### Task
Reproduce the records below in full and without edits, omitting images.

### Provided records
○ ○ ○
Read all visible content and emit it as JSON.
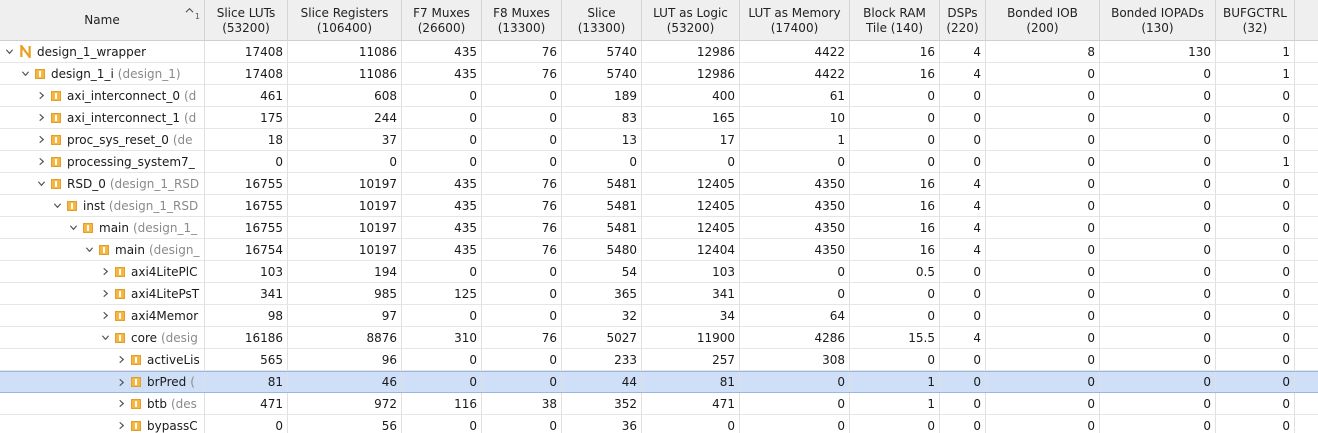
{
  "columns": [
    {
      "label": "Name"
    },
    {
      "label": "Slice LUTs\n(53200)"
    },
    {
      "label": "Slice Registers\n(106400)"
    },
    {
      "label": "F7 Muxes\n(26600)"
    },
    {
      "label": "F8 Muxes\n(13300)"
    },
    {
      "label": "Slice\n(13300)"
    },
    {
      "label": "LUT as Logic\n(53200)"
    },
    {
      "label": "LUT as Memory\n(17400)"
    },
    {
      "label": "Block RAM\nTile (140)"
    },
    {
      "label": "DSPs\n(220)"
    },
    {
      "label": "Bonded IOB\n(200)"
    },
    {
      "label": "Bonded IOPADs\n(130)"
    },
    {
      "label": "BUFGCTRL\n(32)"
    }
  ],
  "sort_index": "1",
  "rows": [
    {
      "depth": 0,
      "icon": "top",
      "name": "design_1_wrapper",
      "module": "",
      "vals": [
        "17408",
        "11086",
        "435",
        "76",
        "5740",
        "12986",
        "4422",
        "16",
        "4",
        "8",
        "130",
        "1"
      ],
      "expanded": true,
      "selected": false
    },
    {
      "depth": 1,
      "icon": "inst",
      "name": "design_1_i",
      "module": "(design_1)",
      "vals": [
        "17408",
        "11086",
        "435",
        "76",
        "5740",
        "12986",
        "4422",
        "16",
        "4",
        "0",
        "0",
        "1"
      ],
      "expanded": true,
      "selected": false
    },
    {
      "depth": 2,
      "icon": "inst",
      "name": "axi_interconnect_0",
      "module": "(d",
      "vals": [
        "461",
        "608",
        "0",
        "0",
        "189",
        "400",
        "61",
        "0",
        "0",
        "0",
        "0",
        "0"
      ],
      "expanded": false,
      "selected": false
    },
    {
      "depth": 2,
      "icon": "inst",
      "name": "axi_interconnect_1",
      "module": "(d",
      "vals": [
        "175",
        "244",
        "0",
        "0",
        "83",
        "165",
        "10",
        "0",
        "0",
        "0",
        "0",
        "0"
      ],
      "expanded": false,
      "selected": false
    },
    {
      "depth": 2,
      "icon": "inst",
      "name": "proc_sys_reset_0",
      "module": "(de",
      "vals": [
        "18",
        "37",
        "0",
        "0",
        "13",
        "17",
        "1",
        "0",
        "0",
        "0",
        "0",
        "0"
      ],
      "expanded": false,
      "selected": false
    },
    {
      "depth": 2,
      "icon": "inst",
      "name": "processing_system7_",
      "module": "",
      "vals": [
        "0",
        "0",
        "0",
        "0",
        "0",
        "0",
        "0",
        "0",
        "0",
        "0",
        "0",
        "1"
      ],
      "expanded": false,
      "selected": false
    },
    {
      "depth": 2,
      "icon": "inst",
      "name": "RSD_0",
      "module": "(design_1_RSD",
      "vals": [
        "16755",
        "10197",
        "435",
        "76",
        "5481",
        "12405",
        "4350",
        "16",
        "4",
        "0",
        "0",
        "0"
      ],
      "expanded": true,
      "selected": false
    },
    {
      "depth": 3,
      "icon": "inst",
      "name": "inst",
      "module": "(design_1_RSD",
      "vals": [
        "16755",
        "10197",
        "435",
        "76",
        "5481",
        "12405",
        "4350",
        "16",
        "4",
        "0",
        "0",
        "0"
      ],
      "expanded": true,
      "selected": false
    },
    {
      "depth": 4,
      "icon": "inst",
      "name": "main",
      "module": "(design_1_",
      "vals": [
        "16755",
        "10197",
        "435",
        "76",
        "5481",
        "12405",
        "4350",
        "16",
        "4",
        "0",
        "0",
        "0"
      ],
      "expanded": true,
      "selected": false
    },
    {
      "depth": 5,
      "icon": "inst",
      "name": "main",
      "module": "(design_",
      "vals": [
        "16754",
        "10197",
        "435",
        "76",
        "5480",
        "12404",
        "4350",
        "16",
        "4",
        "0",
        "0",
        "0"
      ],
      "expanded": true,
      "selected": false
    },
    {
      "depth": 6,
      "icon": "inst",
      "name": "axi4LitePlC",
      "module": "",
      "vals": [
        "103",
        "194",
        "0",
        "0",
        "54",
        "103",
        "0",
        "0.5",
        "0",
        "0",
        "0",
        "0"
      ],
      "expanded": false,
      "selected": false
    },
    {
      "depth": 6,
      "icon": "inst",
      "name": "axi4LitePsT",
      "module": "",
      "vals": [
        "341",
        "985",
        "125",
        "0",
        "365",
        "341",
        "0",
        "0",
        "0",
        "0",
        "0",
        "0"
      ],
      "expanded": false,
      "selected": false
    },
    {
      "depth": 6,
      "icon": "inst",
      "name": "axi4Memor",
      "module": "",
      "vals": [
        "98",
        "97",
        "0",
        "0",
        "32",
        "34",
        "64",
        "0",
        "0",
        "0",
        "0",
        "0"
      ],
      "expanded": false,
      "selected": false
    },
    {
      "depth": 6,
      "icon": "inst",
      "name": "core",
      "module": "(desig",
      "vals": [
        "16186",
        "8876",
        "310",
        "76",
        "5027",
        "11900",
        "4286",
        "15.5",
        "4",
        "0",
        "0",
        "0"
      ],
      "expanded": true,
      "selected": false
    },
    {
      "depth": 7,
      "icon": "inst",
      "name": "activeLis",
      "module": "",
      "vals": [
        "565",
        "96",
        "0",
        "0",
        "233",
        "257",
        "308",
        "0",
        "0",
        "0",
        "0",
        "0"
      ],
      "expanded": false,
      "selected": false
    },
    {
      "depth": 7,
      "icon": "inst",
      "name": "brPred",
      "module": "(",
      "vals": [
        "81",
        "46",
        "0",
        "0",
        "44",
        "81",
        "0",
        "1",
        "0",
        "0",
        "0",
        "0"
      ],
      "expanded": false,
      "selected": true
    },
    {
      "depth": 7,
      "icon": "inst",
      "name": "btb",
      "module": "(des",
      "vals": [
        "471",
        "972",
        "116",
        "38",
        "352",
        "471",
        "0",
        "1",
        "0",
        "0",
        "0",
        "0"
      ],
      "expanded": false,
      "selected": false
    },
    {
      "depth": 7,
      "icon": "inst",
      "name": "bypassC",
      "module": "",
      "vals": [
        "0",
        "56",
        "0",
        "0",
        "36",
        "0",
        "0",
        "0",
        "0",
        "0",
        "0",
        "0"
      ],
      "expanded": false,
      "selected": false
    }
  ],
  "colors": {
    "header_bg": "#efefef",
    "selected_bg": "#cfdff7",
    "icon_orange": "#f6b640",
    "top_icon": "#e8a020"
  }
}
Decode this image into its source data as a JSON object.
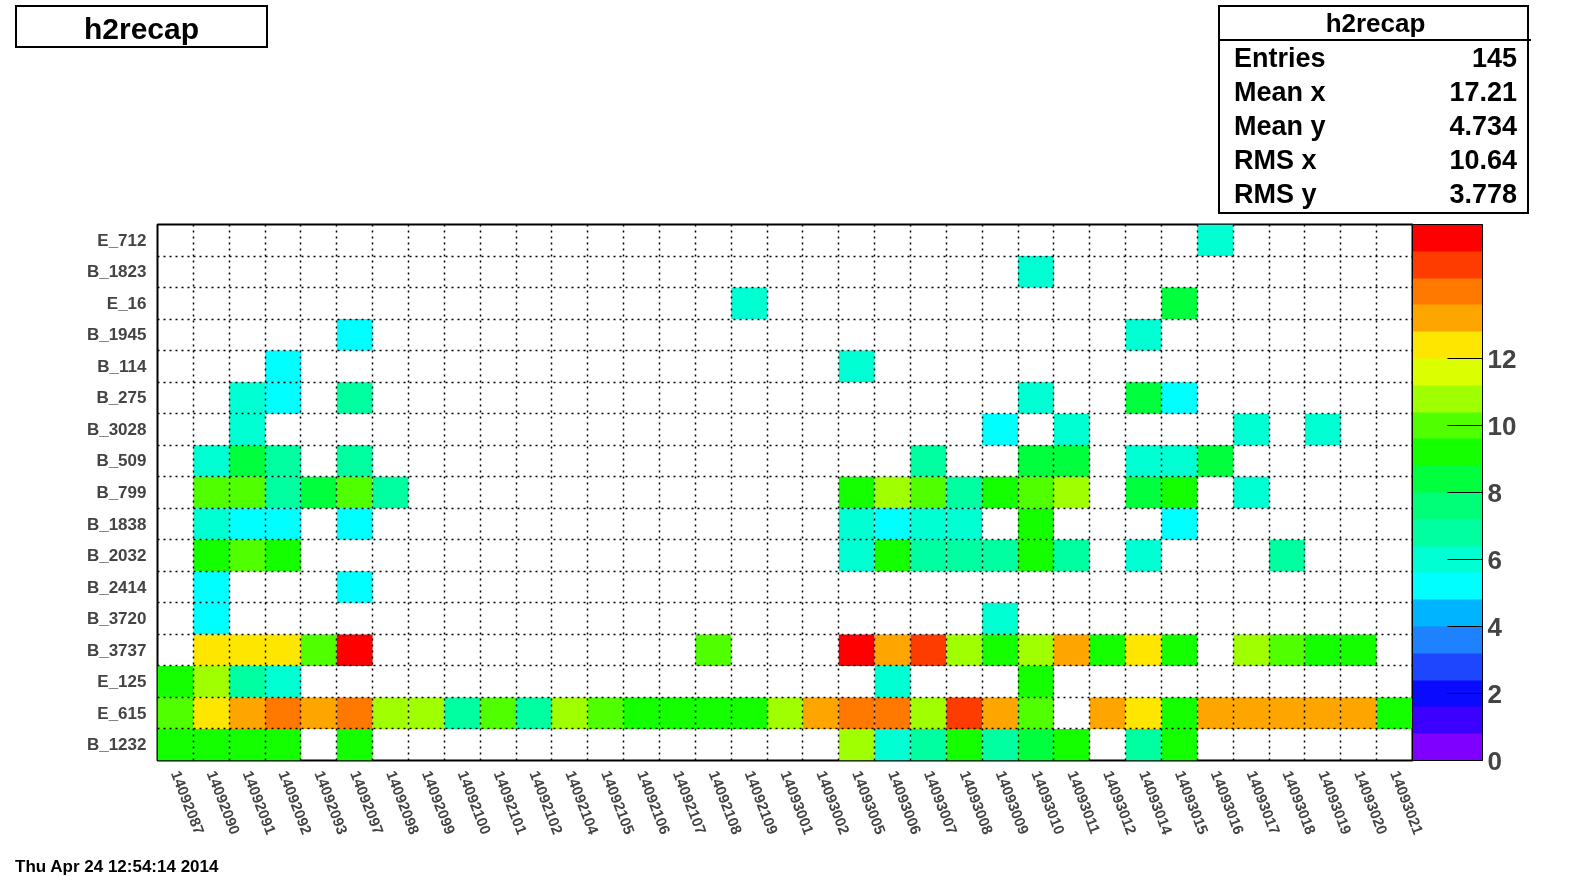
○ ○ ○
### Result for this task
Read all visible content and emit it as JSON.
{
  "columns": [
    {
      "label": "Name"
    },
    {
      "label": "Slice LUTs\n(53200)"
    },
    {
      "label": "Slice Registers\n(106400)"
    },
    {
      "label": "F7 Muxes\n(26600)"
    },
    {
      "label": "F8 Muxes\n(13300)"
    },
    {
      "label": "Slice\n(13300)"
    },
    {
      "label": "LUT as Logic\n(53200)"
    },
    {
      "label": "LUT as Memory\n(17400)"
    },
    {
      "label": "Block RAM\nTile (140)"
    },
    {
      "label": "DSPs\n(220)"
    },
    {
      "label": "Bonded IOB\n(200)"
    },
    {
      "label": "Bonded IOPADs\n(130)"
    },
    {
      "label": "BUFGCTRL\n(32)"
    }
  ],
  "sort_index": "1",
  "rows": [
    {
      "depth": 0,
      "icon": "top",
      "name": "design_1_wrapper",
      "module": "",
      "vals": [
        "17408",
        "11086",
        "435",
        "76",
        "5740",
        "12986",
        "4422",
        "16",
        "4",
        "8",
        "130",
        "1"
      ],
      "expanded": true,
      "selected": false
    },
    {
      "depth": 1,
      "icon": "inst",
      "name": "design_1_i",
      "module": "(design_1)",
      "vals": [
        "17408",
        "11086",
        "435",
        "76",
        "5740",
        "12986",
        "4422",
        "16",
        "4",
        "0",
        "0",
        "1"
      ],
      "expanded": true,
      "selected": false
    },
    {
      "depth": 2,
      "icon": "inst",
      "name": "axi_interconnect_0",
      "module": "(d",
      "vals": [
        "461",
        "608",
        "0",
        "0",
        "189",
        "400",
        "61",
        "0",
        "0",
        "0",
        "0",
        "0"
      ],
      "expanded": false,
      "selected": false
    },
    {
      "depth": 2,
      "icon": "inst",
      "name": "axi_interconnect_1",
      "module": "(d",
      "vals": [
        "175",
        "244",
        "0",
        "0",
        "83",
        "165",
        "10",
        "0",
        "0",
        "0",
        "0",
        "0"
      ],
      "expanded": false,
      "selected": false
    },
    {
      "depth": 2,
      "icon": "inst",
      "name": "proc_sys_reset_0",
      "module": "(de",
      "vals": [
        "18",
        "37",
        "0",
        "0",
        "13",
        "17",
        "1",
        "0",
        "0",
        "0",
        "0",
        "0"
      ],
      "expanded": false,
      "selected": false
    },
    {
      "depth": 2,
      "icon": "inst",
      "name": "processing_system7_",
      "module": "",
      "vals": [
        "0",
        "0",
        "0",
        "0",
        "0",
        "0",
        "0",
        "0",
        "0",
        "0",
        "0",
        "1"
      ],
      "expanded": false,
      "selected": false
    },
    {
      "depth": 2,
      "icon": "inst",
      "name": "RSD_0",
      "module": "(design_1_RSD",
      "vals": [
        "16755",
        "10197",
        "435",
        "76",
        "5481",
        "12405",
        "4350",
        "16",
        "4",
        "0",
        "0",
        "0"
      ],
      "expanded": true,
      "selected": false
    },
    {
      "depth": 3,
      "icon": "inst",
      "name": "inst",
      "module": "(design_1_RSD",
      "vals": [
        "16755",
        "10197",
        "435",
        "76",
        "5481",
        "12405",
        "4350",
        "16",
        "4",
        "0",
        "0",
        "0"
      ],
      "expanded": true,
      "selected": false
    },
    {
      "depth": 4,
      "icon": "inst",
      "name": "main",
      "module": "(design_1_",
      "vals": [
        "16755",
        "10197",
        "435",
        "76",
        "5481",
        "12405",
        "4350",
        "16",
        "4",
        "0",
        "0",
        "0"
      ],
      "expanded": true,
      "selected": false
    },
    {
      "depth": 5,
      "icon": "inst",
      "name": "main",
      "module": "(design_",
      "vals": [
        "16754",
        "10197",
        "435",
        "76",
        "5480",
        "12404",
        "4350",
        "16",
        "4",
        "0",
        "0",
        "0"
      ],
      "expanded": true,
      "selected": false
    },
    {
      "depth": 6,
      "icon": "inst",
      "name": "axi4LitePlC",
      "module": "",
      "vals": [
        "103",
        "194",
        "0",
        "0",
        "54",
        "103",
        "0",
        "0.5",
        "0",
        "0",
        "0",
        "0"
      ],
      "expanded": false,
      "selected": false
    },
    {
      "depth": 6,
      "icon": "inst",
      "name": "axi4LitePsT",
      "module": "",
      "vals": [
        "341",
        "985",
        "125",
        "0",
        "365",
        "341",
        "0",
        "0",
        "0",
        "0",
        "0",
        "0"
      ],
      "expanded": false,
      "selected": false
    },
    {
      "depth": 6,
      "icon": "inst",
      "name": "axi4Memor",
      "module": "",
      "vals": [
        "98",
        "97",
        "0",
        "0",
        "32",
        "34",
        "64",
        "0",
        "0",
        "0",
        "0",
        "0"
      ],
      "expanded": false,
      "selected": false
    },
    {
      "depth": 6,
      "icon": "inst",
      "name": "core",
      "module": "(desig",
      "vals": [
        "16186",
        "8876",
        "310",
        "76",
        "5027",
        "11900",
        "4286",
        "15.5",
        "4",
        "0",
        "0",
        "0"
      ],
      "expanded": true,
      "selected": false
    },
    {
      "depth": 7,
      "icon": "inst",
      "name": "activeLis",
      "module": "",
      "vals": [
        "565",
        "96",
        "0",
        "0",
        "233",
        "257",
        "308",
        "0",
        "0",
        "0",
        "0",
        "0"
      ],
      "expanded": false,
      "selected": false
    },
    {
      "depth": 7,
      "icon": "inst",
      "name": "brPred",
      "module": "(",
      "vals": [
        "81",
        "46",
        "0",
        "0",
        "44",
        "81",
        "0",
        "1",
        "0",
        "0",
        "0",
        "0"
      ],
      "expanded": false,
      "selected": true
    },
    {
      "depth": 7,
      "icon": "inst",
      "name": "btb",
      "module": "(des",
      "vals": [
        "471",
        "972",
        "116",
        "38",
        "352",
        "471",
        "0",
        "1",
        "0",
        "0",
        "0",
        "0"
      ],
      "expanded": false,
      "selected": false
    },
    {
      "depth": 7,
      "icon": "inst",
      "name": "bypassC",
      "module": "",
      "vals": [
        "0",
        "56",
        "0",
        "0",
        "36",
        "0",
        "0",
        "0",
        "0",
        "0",
        "0",
        "0"
      ],
      "expanded": false,
      "selected": false
    }
  ],
  "colors": {
    "header_bg": "#efefef",
    "selected_bg": "#cfdff7",
    "icon_orange": "#f6b640",
    "top_icon": "#e8a020"
  }
}
Decode this image into its source data as a JSON object.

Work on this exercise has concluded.